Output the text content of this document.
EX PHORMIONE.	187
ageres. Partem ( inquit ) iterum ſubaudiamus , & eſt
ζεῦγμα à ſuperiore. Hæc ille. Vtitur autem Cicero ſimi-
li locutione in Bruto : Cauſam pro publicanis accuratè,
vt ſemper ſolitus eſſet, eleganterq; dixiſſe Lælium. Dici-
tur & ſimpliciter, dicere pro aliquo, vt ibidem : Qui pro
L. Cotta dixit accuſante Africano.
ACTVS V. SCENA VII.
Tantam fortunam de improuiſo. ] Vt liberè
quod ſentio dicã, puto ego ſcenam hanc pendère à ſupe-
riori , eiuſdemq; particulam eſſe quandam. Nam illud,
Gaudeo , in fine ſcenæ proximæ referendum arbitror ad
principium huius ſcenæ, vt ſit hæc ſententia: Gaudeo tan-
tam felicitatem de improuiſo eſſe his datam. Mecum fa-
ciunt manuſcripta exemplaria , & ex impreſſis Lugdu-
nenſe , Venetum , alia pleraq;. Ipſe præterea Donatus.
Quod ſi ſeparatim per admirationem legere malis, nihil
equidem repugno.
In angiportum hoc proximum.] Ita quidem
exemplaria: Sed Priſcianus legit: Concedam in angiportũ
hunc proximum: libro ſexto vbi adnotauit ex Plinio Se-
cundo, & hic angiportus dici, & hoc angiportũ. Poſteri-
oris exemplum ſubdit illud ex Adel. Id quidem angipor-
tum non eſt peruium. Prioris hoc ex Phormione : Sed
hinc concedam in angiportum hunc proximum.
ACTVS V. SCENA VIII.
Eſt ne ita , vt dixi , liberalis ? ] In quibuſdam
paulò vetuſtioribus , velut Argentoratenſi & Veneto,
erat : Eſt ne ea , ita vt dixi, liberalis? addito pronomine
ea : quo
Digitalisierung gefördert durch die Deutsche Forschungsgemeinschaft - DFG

::::::::

## AIM
Transcribe the full listing above without leaving anything out.

## TASK RESULT
Output the text content of this document.
EX PHORMIONE.	187
ageres. Partem ( inquit ) iterum ſubaudiamus , & eſt
ζεῦγμα à ſuperiore. Hæc ille. Vtitur autem Cicero ſimi-
li locutione in Bruto : Cauſam pro publicanis accuratè,
vt ſemper ſolitus eſſet, eleganterq; dixiſſe Lælium. Dici-
tur & ſimpliciter, dicere pro aliquo, vt ibidem : Qui pro
L. Cotta dixit accuſante Africano.
ACTVS V. SCENA VII.
Tantam fortunam de improuiſo. ] Vt liberè
quod ſentio dicã, puto ego ſcenam hanc pendère à ſupe-
riori , eiuſdemq; particulam eſſe quandam. Nam illud,
Gaudeo , in fine ſcenæ proximæ referendum arbitror ad
principium huius ſcenæ, vt ſit hæc ſententia: Gaudeo tan-
tam felicitatem de improuiſo eſſe his datam. Mecum fa-
ciunt manuſcripta exemplaria , & ex impreſſis Lugdu-
nenſe , Venetum , alia pleraq;. Ipſe præterea Donatus.
Quod ſi ſeparatim per admirationem legere malis, nihil
equidem repugno.
In angiportum hoc proximum.] Ita quidem
exemplaria: Sed Priſcianus legit: Concedam in angiportũ
hunc proximum: libro ſexto vbi adnotauit ex Plinio Se-
cundo, & hic angiportus dici, & hoc angiportũ. Poſteri-
oris exemplum ſubdit illud ex Adel. Id quidem angipor-
tum non eſt peruium. Prioris hoc ex Phormione : Sed
hinc concedam in angiportum hunc proximum.
ACTVS V. SCENA VIII.
Eſt ne ita , vt dixi , liberalis ? ] In quibuſdam
paulò vetuſtioribus , velut Argentoratenſi & Veneto,
erat : Eſt ne ea , ita vt dixi, liberalis? addito pronomine
ea : quo
Digitalisierung gefördert durch die Deutsche Forschungsgemeinschaft - DFG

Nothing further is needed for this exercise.